### Your objective
Of all the lines in these entries, how many contain the string "chairs"? Give only that count.

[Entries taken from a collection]

==================================================

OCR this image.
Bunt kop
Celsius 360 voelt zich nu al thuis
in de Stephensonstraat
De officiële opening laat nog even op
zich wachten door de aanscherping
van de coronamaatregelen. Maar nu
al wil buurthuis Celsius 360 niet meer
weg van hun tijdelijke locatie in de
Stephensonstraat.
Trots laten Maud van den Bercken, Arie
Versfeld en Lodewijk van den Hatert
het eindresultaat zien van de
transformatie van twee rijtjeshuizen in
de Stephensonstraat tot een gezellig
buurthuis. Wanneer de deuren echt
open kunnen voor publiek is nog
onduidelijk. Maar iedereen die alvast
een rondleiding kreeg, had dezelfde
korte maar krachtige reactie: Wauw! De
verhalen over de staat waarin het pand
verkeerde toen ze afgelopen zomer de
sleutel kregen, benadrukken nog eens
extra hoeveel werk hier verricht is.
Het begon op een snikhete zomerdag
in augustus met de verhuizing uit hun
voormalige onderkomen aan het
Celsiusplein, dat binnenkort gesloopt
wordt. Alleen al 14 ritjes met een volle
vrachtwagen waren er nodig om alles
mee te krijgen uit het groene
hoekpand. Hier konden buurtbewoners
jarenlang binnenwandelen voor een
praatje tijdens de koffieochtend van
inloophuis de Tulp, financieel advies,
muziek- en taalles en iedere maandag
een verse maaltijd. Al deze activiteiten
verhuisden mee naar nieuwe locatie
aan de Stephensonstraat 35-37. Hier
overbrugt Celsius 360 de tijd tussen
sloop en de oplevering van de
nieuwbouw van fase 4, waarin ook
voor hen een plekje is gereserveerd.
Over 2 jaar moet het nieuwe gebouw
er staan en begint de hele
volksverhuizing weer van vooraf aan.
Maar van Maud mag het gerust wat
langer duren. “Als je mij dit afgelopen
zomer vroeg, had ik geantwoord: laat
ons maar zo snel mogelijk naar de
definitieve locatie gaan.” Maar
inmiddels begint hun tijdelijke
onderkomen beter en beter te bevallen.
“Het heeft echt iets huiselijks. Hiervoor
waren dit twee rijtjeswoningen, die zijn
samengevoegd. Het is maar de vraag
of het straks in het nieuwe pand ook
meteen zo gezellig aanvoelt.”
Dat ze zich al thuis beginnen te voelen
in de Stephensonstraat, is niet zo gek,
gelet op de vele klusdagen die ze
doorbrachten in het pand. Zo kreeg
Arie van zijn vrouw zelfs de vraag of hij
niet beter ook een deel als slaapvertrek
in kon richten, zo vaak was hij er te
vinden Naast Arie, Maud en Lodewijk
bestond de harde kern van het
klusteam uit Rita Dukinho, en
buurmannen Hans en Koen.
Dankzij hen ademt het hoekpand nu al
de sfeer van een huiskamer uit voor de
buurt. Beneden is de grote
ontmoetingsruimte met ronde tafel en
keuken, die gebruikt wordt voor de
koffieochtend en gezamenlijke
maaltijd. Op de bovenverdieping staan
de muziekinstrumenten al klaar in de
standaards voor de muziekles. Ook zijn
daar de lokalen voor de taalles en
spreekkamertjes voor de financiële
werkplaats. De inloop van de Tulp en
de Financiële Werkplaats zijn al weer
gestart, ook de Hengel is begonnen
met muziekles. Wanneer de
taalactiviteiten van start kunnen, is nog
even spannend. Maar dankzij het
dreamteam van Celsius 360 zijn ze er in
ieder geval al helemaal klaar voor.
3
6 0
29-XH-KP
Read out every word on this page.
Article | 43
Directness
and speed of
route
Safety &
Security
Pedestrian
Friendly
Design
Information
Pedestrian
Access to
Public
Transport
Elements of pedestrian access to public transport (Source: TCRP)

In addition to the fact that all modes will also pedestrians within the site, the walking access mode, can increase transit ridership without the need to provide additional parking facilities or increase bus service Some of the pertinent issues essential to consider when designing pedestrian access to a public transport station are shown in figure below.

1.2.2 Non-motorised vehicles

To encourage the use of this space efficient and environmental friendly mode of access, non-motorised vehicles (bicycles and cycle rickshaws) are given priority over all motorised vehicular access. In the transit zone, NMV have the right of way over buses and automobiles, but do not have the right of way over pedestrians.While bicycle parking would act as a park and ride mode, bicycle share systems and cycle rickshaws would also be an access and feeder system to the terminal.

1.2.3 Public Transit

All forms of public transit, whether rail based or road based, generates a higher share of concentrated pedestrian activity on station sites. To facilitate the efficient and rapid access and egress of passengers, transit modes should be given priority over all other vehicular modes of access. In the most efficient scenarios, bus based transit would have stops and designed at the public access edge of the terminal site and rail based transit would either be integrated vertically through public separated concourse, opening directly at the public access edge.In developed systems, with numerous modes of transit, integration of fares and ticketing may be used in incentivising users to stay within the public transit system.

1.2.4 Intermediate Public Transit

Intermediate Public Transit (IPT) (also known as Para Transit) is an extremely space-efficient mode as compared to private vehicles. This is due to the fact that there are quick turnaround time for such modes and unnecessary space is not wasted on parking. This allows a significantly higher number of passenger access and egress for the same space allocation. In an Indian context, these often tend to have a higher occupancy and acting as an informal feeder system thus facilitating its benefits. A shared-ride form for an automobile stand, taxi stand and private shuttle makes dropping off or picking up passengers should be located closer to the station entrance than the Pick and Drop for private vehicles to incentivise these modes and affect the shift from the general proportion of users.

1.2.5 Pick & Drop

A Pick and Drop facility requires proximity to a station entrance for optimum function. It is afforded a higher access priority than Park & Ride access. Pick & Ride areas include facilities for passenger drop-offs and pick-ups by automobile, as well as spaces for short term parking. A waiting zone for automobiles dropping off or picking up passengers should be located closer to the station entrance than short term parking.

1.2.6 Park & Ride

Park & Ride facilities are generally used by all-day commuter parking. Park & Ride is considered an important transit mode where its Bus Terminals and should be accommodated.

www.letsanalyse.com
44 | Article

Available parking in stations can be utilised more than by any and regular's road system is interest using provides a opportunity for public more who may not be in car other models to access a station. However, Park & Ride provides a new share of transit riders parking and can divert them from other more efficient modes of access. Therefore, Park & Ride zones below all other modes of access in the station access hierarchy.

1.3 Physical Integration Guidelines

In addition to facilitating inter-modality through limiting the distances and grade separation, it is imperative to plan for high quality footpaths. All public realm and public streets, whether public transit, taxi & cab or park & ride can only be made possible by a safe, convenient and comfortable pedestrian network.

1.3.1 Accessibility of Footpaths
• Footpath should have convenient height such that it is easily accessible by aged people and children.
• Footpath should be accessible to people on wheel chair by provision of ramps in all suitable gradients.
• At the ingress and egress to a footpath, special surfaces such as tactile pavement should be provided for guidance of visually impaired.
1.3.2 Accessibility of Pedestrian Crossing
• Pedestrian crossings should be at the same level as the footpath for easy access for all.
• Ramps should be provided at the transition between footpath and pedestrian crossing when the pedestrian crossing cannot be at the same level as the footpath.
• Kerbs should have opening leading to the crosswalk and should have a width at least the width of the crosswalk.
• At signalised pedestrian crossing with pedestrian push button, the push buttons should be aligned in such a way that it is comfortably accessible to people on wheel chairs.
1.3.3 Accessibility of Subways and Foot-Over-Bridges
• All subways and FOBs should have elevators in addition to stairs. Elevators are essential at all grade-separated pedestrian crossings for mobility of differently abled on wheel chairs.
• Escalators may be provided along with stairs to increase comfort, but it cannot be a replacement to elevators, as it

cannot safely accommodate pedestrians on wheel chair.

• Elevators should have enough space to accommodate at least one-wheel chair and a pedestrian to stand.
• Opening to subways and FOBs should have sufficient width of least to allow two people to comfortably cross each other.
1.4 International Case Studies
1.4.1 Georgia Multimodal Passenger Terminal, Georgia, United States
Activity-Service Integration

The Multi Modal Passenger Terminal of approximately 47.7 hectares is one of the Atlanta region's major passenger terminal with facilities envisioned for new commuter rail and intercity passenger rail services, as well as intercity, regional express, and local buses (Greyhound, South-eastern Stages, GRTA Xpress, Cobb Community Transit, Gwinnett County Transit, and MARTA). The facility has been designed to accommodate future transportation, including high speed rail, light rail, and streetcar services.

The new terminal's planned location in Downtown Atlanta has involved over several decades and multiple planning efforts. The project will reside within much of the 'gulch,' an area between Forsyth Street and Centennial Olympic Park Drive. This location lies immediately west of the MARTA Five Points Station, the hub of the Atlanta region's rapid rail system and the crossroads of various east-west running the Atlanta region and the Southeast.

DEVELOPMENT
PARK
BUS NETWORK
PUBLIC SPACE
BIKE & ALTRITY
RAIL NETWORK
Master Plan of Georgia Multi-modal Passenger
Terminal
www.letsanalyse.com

==================================================

### Correct result
2